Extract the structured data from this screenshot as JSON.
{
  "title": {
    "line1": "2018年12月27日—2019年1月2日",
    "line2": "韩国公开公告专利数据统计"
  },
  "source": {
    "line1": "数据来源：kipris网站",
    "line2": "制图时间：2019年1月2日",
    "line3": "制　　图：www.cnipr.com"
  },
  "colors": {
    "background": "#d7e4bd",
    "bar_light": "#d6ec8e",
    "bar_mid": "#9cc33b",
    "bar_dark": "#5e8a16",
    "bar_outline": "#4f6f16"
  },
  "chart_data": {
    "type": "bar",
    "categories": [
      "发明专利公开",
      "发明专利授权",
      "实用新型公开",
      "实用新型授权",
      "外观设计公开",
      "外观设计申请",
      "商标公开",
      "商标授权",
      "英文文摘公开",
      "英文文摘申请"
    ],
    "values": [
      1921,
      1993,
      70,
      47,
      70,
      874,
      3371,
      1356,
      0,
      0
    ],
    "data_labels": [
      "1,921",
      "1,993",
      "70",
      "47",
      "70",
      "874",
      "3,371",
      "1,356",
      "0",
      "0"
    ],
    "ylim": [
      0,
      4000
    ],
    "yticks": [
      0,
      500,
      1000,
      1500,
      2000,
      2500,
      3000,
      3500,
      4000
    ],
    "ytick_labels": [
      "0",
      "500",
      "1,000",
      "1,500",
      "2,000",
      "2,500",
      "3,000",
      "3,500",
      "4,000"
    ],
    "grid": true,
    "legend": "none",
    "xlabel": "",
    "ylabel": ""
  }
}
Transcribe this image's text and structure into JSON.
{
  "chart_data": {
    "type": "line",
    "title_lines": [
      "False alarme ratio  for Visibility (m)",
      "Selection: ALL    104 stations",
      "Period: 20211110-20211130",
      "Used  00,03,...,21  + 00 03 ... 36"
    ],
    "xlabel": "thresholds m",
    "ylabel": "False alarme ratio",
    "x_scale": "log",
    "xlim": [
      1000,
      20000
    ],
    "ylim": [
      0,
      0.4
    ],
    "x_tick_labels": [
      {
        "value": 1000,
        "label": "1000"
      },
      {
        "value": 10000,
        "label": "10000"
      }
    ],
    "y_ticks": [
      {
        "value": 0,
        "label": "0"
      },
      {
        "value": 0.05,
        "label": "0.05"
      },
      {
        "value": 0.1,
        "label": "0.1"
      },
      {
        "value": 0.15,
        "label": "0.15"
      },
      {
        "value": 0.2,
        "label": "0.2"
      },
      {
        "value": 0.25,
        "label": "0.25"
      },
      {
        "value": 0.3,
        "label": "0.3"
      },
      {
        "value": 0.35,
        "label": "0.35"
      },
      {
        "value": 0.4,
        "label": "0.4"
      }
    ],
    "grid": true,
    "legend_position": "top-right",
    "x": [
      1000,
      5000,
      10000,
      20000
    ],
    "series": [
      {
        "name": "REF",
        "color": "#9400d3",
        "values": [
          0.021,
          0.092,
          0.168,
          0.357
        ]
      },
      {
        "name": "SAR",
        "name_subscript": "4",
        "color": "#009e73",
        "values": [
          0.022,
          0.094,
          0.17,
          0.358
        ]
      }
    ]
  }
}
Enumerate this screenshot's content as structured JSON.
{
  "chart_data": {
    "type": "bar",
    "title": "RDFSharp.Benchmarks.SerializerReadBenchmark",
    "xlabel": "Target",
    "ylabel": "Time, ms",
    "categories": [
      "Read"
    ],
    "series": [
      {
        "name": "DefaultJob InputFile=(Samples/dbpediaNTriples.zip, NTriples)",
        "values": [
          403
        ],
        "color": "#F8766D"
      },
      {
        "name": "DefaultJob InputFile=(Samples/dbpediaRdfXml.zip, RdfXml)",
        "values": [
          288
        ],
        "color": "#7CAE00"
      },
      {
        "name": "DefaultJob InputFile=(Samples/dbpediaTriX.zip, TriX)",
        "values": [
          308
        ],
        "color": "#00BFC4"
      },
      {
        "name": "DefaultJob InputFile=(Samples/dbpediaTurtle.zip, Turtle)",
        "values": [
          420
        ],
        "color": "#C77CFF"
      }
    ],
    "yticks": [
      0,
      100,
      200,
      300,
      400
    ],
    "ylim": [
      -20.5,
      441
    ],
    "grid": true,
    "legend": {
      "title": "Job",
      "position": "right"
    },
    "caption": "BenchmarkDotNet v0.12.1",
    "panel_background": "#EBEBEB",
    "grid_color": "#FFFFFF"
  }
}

__Objective__
Count the lines in the entries that hold the word "ylabel", and give nothing but the total.

__Complete answer__
3